- Exercise -
Extract each line holding the word "values" from the entries.
--
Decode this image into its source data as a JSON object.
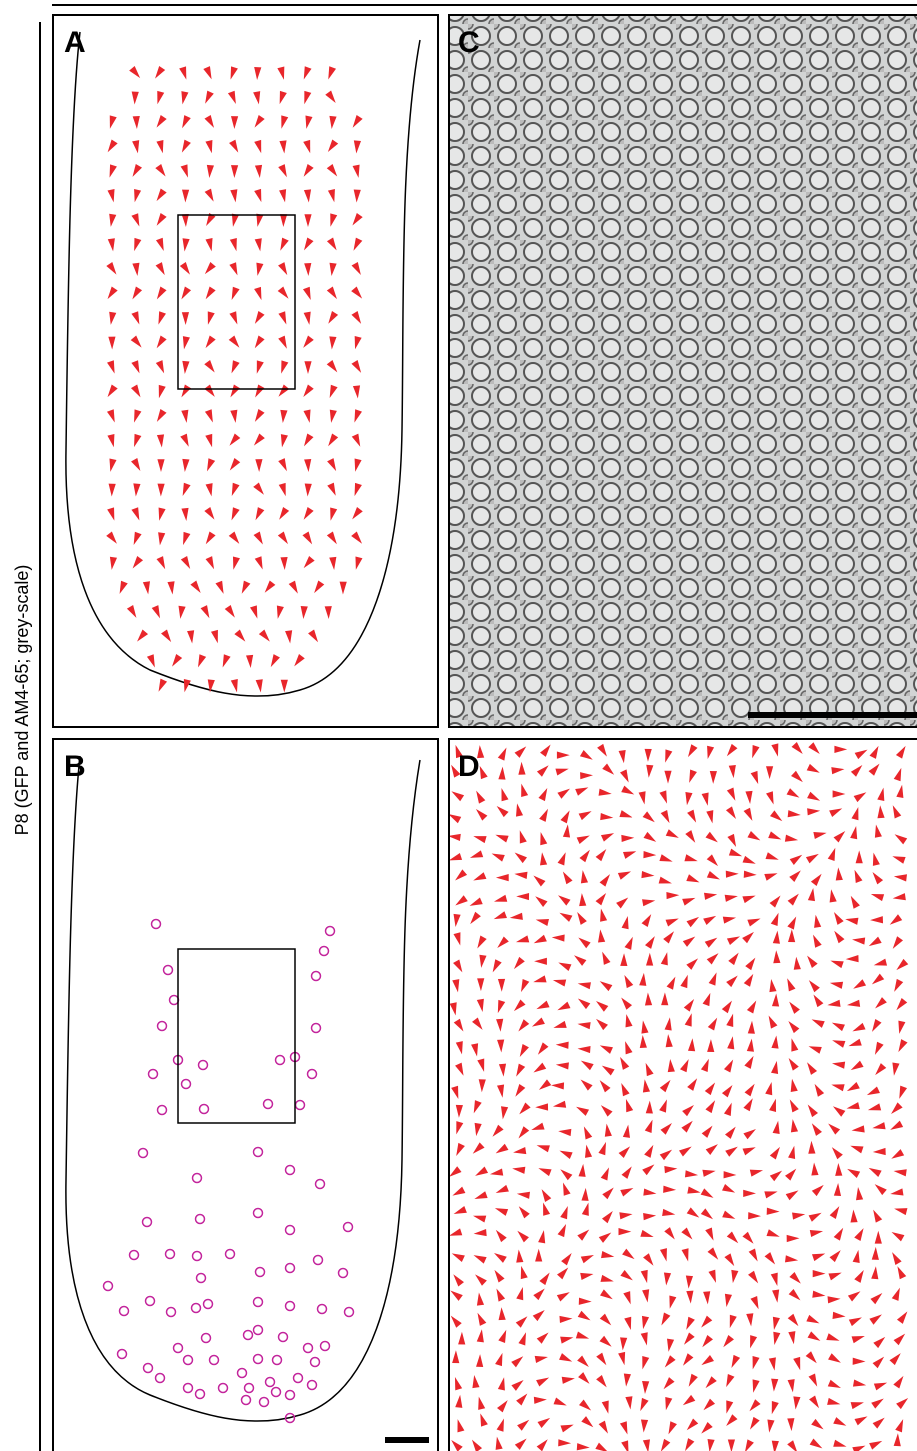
{
  "panels": {
    "a": {
      "label": "A"
    },
    "b": {
      "label": "B"
    },
    "c": {
      "label": "C"
    },
    "d": {
      "label": "D"
    }
  },
  "side_label": "P8 (GFP and AM4-65; grey-scale)"
}
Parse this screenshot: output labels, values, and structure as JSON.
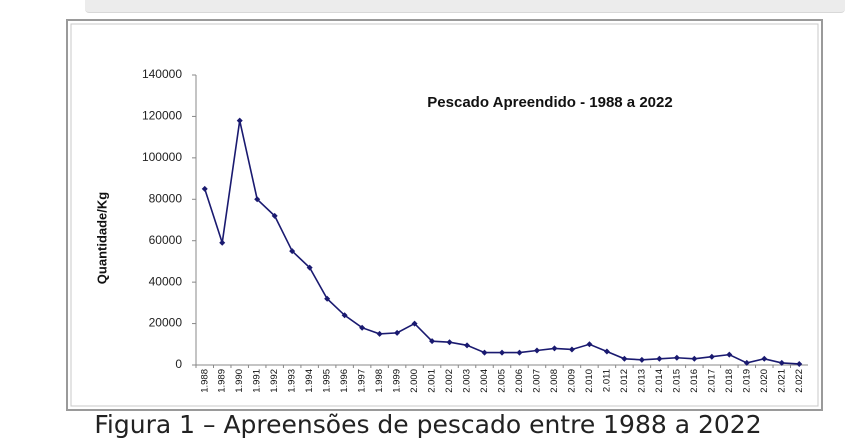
{
  "chart_data": {
    "type": "line",
    "title": "Pescado Apreendido - 1988 a 2022",
    "y_label": "Quantidade/Kg",
    "categories": [
      "1.988",
      "1.989",
      "1.990",
      "1.991",
      "1.992",
      "1.993",
      "1.994",
      "1.995",
      "1.996",
      "1.997",
      "1.998",
      "1.999",
      "2.000",
      "2.001",
      "2.002",
      "2.003",
      "2.004",
      "2.005",
      "2.006",
      "2.007",
      "2.008",
      "2.009",
      "2.010",
      "2.011",
      "2.012",
      "2.013",
      "2.014",
      "2.015",
      "2.016",
      "2.017",
      "2.018",
      "2.019",
      "2.020",
      "2.021",
      "2.022"
    ],
    "values": [
      85000,
      59000,
      118000,
      80000,
      72000,
      55000,
      47000,
      32000,
      24000,
      18000,
      15000,
      15500,
      20000,
      11500,
      11000,
      9500,
      6000,
      6000,
      6000,
      7000,
      8000,
      7500,
      10000,
      6500,
      3000,
      2500,
      3000,
      3500,
      3000,
      4000,
      5000,
      1000,
      3000,
      1000,
      500
    ],
    "color": "#1a1a70",
    "ylim": [
      0,
      140000
    ],
    "yticks": [
      0,
      20000,
      40000,
      60000,
      80000,
      100000,
      120000,
      140000
    ]
  },
  "caption": "Figura 1 – Apreensões de pescado entre 1988 a 2022"
}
--
- Solution to this task -
Parse this screenshot: output labels, values, and structure as JSON.
    "values": [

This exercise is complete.